-- WHAT THIS TASK INVOLVES --
Below is a block of data; give all of it again word for word.

-- DATA ROWS --
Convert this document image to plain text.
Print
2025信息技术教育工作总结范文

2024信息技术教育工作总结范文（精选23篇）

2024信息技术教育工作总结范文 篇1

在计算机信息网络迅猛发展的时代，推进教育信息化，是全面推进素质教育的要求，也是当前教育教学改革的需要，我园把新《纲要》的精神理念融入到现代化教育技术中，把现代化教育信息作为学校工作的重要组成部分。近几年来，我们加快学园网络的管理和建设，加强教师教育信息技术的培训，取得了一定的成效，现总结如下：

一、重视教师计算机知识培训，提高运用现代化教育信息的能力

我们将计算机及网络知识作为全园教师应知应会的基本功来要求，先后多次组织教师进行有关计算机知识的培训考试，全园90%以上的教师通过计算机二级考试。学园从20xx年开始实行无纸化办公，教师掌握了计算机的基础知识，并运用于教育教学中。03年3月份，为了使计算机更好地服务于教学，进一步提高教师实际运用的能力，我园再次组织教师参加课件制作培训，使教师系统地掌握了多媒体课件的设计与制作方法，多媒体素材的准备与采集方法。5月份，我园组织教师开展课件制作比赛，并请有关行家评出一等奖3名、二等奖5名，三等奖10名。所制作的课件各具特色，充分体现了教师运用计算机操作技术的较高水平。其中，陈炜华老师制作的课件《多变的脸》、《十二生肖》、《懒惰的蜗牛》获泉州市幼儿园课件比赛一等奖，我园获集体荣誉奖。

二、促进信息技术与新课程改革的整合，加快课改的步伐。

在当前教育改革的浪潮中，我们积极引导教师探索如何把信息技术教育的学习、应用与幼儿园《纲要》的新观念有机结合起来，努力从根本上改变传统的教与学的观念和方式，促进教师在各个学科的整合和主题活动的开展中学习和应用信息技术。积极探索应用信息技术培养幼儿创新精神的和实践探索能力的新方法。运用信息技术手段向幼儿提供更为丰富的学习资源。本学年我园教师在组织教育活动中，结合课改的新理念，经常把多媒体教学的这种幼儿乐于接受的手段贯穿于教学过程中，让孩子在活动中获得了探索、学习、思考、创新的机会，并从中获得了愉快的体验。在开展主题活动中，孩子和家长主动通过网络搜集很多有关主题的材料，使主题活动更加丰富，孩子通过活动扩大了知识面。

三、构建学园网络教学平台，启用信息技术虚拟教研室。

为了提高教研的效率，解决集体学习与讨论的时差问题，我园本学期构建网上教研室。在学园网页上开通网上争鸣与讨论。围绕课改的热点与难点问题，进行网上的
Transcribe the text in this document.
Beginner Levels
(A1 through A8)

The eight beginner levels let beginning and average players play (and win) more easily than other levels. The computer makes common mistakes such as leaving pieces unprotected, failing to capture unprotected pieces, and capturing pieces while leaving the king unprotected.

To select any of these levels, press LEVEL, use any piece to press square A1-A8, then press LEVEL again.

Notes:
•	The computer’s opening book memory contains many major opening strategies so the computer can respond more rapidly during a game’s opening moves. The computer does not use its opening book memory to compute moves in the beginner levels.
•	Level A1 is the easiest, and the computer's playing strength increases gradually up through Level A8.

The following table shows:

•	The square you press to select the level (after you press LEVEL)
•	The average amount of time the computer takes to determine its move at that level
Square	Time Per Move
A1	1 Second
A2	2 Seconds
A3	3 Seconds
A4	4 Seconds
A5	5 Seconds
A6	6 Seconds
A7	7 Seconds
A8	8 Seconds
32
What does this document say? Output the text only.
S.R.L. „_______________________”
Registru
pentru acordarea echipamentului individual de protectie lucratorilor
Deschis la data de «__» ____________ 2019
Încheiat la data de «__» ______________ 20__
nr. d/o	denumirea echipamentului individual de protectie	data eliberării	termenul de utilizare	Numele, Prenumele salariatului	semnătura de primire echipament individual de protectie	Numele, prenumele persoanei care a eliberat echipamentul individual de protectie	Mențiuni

-- FULL RESPONSE --
Convert this document image to plain text.
Print
2025信息技术教育工作总结范文

2024信息技术教育工作总结范文（精选23篇）

2024信息技术教育工作总结范文 篇1

在计算机信息网络迅猛发展的时代，推进教育信息化，是全面推进素质教育的要求，也是当前教育教学改革的需要，我园把新《纲要》的精神理念融入到现代化教育技术中，把现代化教育信息作为学校工作的重要组成部分。近几年来，我们加快学园网络的管理和建设，加强教师教育信息技术的培训，取得了一定的成效，现总结如下：

一、重视教师计算机知识培训，提高运用现代化教育信息的能力

我们将计算机及网络知识作为全园教师应知应会的基本功来要求，先后多次组织教师进行有关计算机知识的培训考试，全园90%以上的教师通过计算机二级考试。学园从20xx年开始实行无纸化办公，教师掌握了计算机的基础知识，并运用于教育教学中。03年3月份，为了使计算机更好地服务于教学，进一步提高教师实际运用的能力，我园再次组织教师参加课件制作培训，使教师系统地掌握了多媒体课件的设计与制作方法，多媒体素材的准备与采集方法。5月份，我园组织教师开展课件制作比赛，并请有关行家评出一等奖3名、二等奖5名，三等奖10名。所制作的课件各具特色，充分体现了教师运用计算机操作技术的较高水平。其中，陈炜华老师制作的课件《多变的脸》、《十二生肖》、《懒惰的蜗牛》获泉州市幼儿园课件比赛一等奖，我园获集体荣誉奖。

二、促进信息技术与新课程改革的整合，加快课改的步伐。

在当前教育改革的浪潮中，我们积极引导教师探索如何把信息技术教育的学习、应用与幼儿园《纲要》的新观念有机结合起来，努力从根本上改变传统的教与学的观念和方式，促进教师在各个学科的整合和主题活动的开展中学习和应用信息技术。积极探索应用信息技术培养幼儿创新精神的和实践探索能力的新方法。运用信息技术手段向幼儿提供更为丰富的学习资源。本学年我园教师在组织教育活动中，结合课改的新理念，经常把多媒体教学的这种幼儿乐于接受的手段贯穿于教学过程中，让孩子在活动中获得了探索、学习、思考、创新的机会，并从中获得了愉快的体验。在开展主题活动中，孩子和家长主动通过网络搜集很多有关主题的材料，使主题活动更加丰富，孩子通过活动扩大了知识面。

三、构建学园网络教学平台，启用信息技术虚拟教研室。

为了提高教研的效率，解决集体学习与讨论的时差问题，我园本学期构建网上教研室。在学园网页上开通网上争鸣与讨论。围绕课改的热点与难点问题，进行网上的
Transcribe the text in this document.
Beginner Levels
(A1 through A8)

The eight beginner levels let beginning and average players play (and win) more easily than other levels. The computer makes common mistakes such as leaving pieces unprotected, failing to capture unprotected pieces, and capturing pieces while leaving the king unprotected.

To select any of these levels, press LEVEL, use any piece to press square A1-A8, then press LEVEL again.

Notes:
•	The computer’s opening book memory contains many major opening strategies so the computer can respond more rapidly during a game’s opening moves. The computer does not use its opening book memory to compute moves in the beginner levels.
•	Level A1 is the easiest, and the computer's playing strength increases gradually up through Level A8.

The following table shows:

•	The square you press to select the level (after you press LEVEL)
•	The average amount of time the computer takes to determine its move at that level
Square	Time Per Move
A1	1 Second
A2	2 Seconds
A3	3 Seconds
A4	4 Seconds
A5	5 Seconds
A6	6 Seconds
A7	7 Seconds
A8	8 Seconds
32
What does this document say? Output the text only.
S.R.L. „_______________________”
Registru
pentru acordarea echipamentului individual de protectie lucratorilor
Deschis la data de «__» ____________ 2019
Încheiat la data de «__» ______________ 20__
nr. d/o	denumirea echipamentului individual de protectie	data eliberării	termenul de utilizare	Numele, Prenumele salariatului	semnătura de primire echipament individual de protectie	Numele, prenumele persoanei care a eliberat echipamentul individual de protectie	Mențiuni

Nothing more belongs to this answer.